-------- Data provided
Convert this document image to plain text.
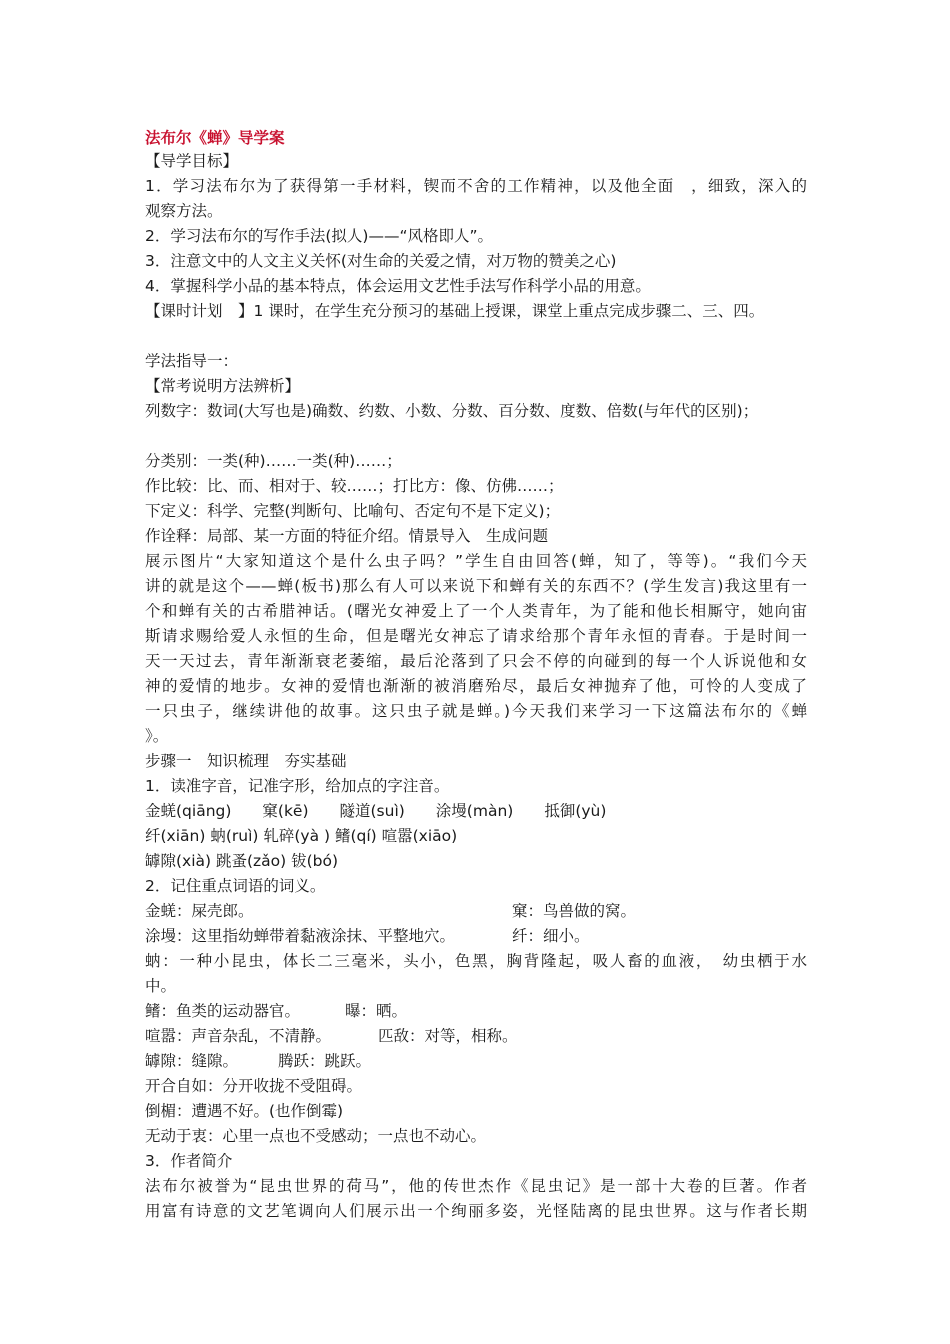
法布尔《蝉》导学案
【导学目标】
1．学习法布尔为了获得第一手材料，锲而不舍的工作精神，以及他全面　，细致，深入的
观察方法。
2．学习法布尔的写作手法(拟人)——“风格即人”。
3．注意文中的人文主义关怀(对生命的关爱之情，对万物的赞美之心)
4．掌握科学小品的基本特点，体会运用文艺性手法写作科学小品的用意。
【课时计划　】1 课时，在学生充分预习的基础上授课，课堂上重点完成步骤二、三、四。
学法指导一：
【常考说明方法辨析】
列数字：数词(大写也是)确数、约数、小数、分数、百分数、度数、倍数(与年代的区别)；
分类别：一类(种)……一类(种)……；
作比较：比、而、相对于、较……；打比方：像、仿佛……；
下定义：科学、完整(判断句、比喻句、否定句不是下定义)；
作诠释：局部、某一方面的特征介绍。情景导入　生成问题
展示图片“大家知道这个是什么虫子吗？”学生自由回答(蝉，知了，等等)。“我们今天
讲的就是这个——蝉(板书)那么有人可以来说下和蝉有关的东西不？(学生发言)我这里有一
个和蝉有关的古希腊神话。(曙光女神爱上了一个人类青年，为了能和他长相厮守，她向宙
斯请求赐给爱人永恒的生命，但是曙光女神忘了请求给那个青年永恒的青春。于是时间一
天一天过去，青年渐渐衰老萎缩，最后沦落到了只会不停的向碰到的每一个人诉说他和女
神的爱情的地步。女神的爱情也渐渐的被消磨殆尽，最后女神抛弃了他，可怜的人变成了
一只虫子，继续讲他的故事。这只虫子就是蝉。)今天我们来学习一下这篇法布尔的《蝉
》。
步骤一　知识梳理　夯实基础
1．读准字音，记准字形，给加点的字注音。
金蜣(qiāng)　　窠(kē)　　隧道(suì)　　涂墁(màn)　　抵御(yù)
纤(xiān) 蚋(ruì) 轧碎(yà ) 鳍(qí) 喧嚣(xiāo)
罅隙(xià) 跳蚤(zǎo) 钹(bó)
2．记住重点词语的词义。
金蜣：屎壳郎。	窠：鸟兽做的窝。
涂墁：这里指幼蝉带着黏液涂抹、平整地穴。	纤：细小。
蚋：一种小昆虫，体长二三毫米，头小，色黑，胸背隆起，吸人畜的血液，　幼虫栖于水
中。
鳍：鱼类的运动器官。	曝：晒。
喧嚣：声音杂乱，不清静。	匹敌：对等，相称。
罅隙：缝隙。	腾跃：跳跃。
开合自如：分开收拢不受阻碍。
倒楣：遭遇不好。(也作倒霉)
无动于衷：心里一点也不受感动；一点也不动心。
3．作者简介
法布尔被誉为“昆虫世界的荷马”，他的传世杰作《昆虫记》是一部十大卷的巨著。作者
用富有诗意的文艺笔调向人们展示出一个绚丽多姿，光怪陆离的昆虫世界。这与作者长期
----------------
*Written task*:
Output the lines above in full and exactly as given, omitting any pictures.

*Reply*:
Convert this document image to plain text.
法布尔《蝉》导学案
【导学目标】
1．学习法布尔为了获得第一手材料，锲而不舍的工作精神，以及他全面　，细致，深入的
观察方法。
2．学习法布尔的写作手法(拟人)——“风格即人”。
3．注意文中的人文主义关怀(对生命的关爱之情，对万物的赞美之心)
4．掌握科学小品的基本特点，体会运用文艺性手法写作科学小品的用意。
【课时计划　】1 课时，在学生充分预习的基础上授课，课堂上重点完成步骤二、三、四。
学法指导一：
【常考说明方法辨析】
列数字：数词(大写也是)确数、约数、小数、分数、百分数、度数、倍数(与年代的区别)；
分类别：一类(种)……一类(种)……；
作比较：比、而、相对于、较……；打比方：像、仿佛……；
下定义：科学、完整(判断句、比喻句、否定句不是下定义)；
作诠释：局部、某一方面的特征介绍。情景导入　生成问题
展示图片“大家知道这个是什么虫子吗？”学生自由回答(蝉，知了，等等)。“我们今天
讲的就是这个——蝉(板书)那么有人可以来说下和蝉有关的东西不？(学生发言)我这里有一
个和蝉有关的古希腊神话。(曙光女神爱上了一个人类青年，为了能和他长相厮守，她向宙
斯请求赐给爱人永恒的生命，但是曙光女神忘了请求给那个青年永恒的青春。于是时间一
天一天过去，青年渐渐衰老萎缩，最后沦落到了只会不停的向碰到的每一个人诉说他和女
神的爱情的地步。女神的爱情也渐渐的被消磨殆尽，最后女神抛弃了他，可怜的人变成了
一只虫子，继续讲他的故事。这只虫子就是蝉。)今天我们来学习一下这篇法布尔的《蝉
》。
步骤一　知识梳理　夯实基础
1．读准字音，记准字形，给加点的字注音。
金蜣(qiāng)　　窠(kē)　　隧道(suì)　　涂墁(màn)　　抵御(yù)
纤(xiān) 蚋(ruì) 轧碎(yà ) 鳍(qí) 喧嚣(xiāo)
罅隙(xià) 跳蚤(zǎo) 钹(bó)
2．记住重点词语的词义。
金蜣：屎壳郎。	窠：鸟兽做的窝。
涂墁：这里指幼蝉带着黏液涂抹、平整地穴。	纤：细小。
蚋：一种小昆虫，体长二三毫米，头小，色黑，胸背隆起，吸人畜的血液，　幼虫栖于水
中。
鳍：鱼类的运动器官。	曝：晒。
喧嚣：声音杂乱，不清静。	匹敌：对等，相称。
罅隙：缝隙。	腾跃：跳跃。
开合自如：分开收拢不受阻碍。
倒楣：遭遇不好。(也作倒霉)
无动于衷：心里一点也不受感动；一点也不动心。
3．作者简介
法布尔被誉为“昆虫世界的荷马”，他的传世杰作《昆虫记》是一部十大卷的巨著。作者
用富有诗意的文艺笔调向人们展示出一个绚丽多姿，光怪陆离的昆虫世界。这与作者长期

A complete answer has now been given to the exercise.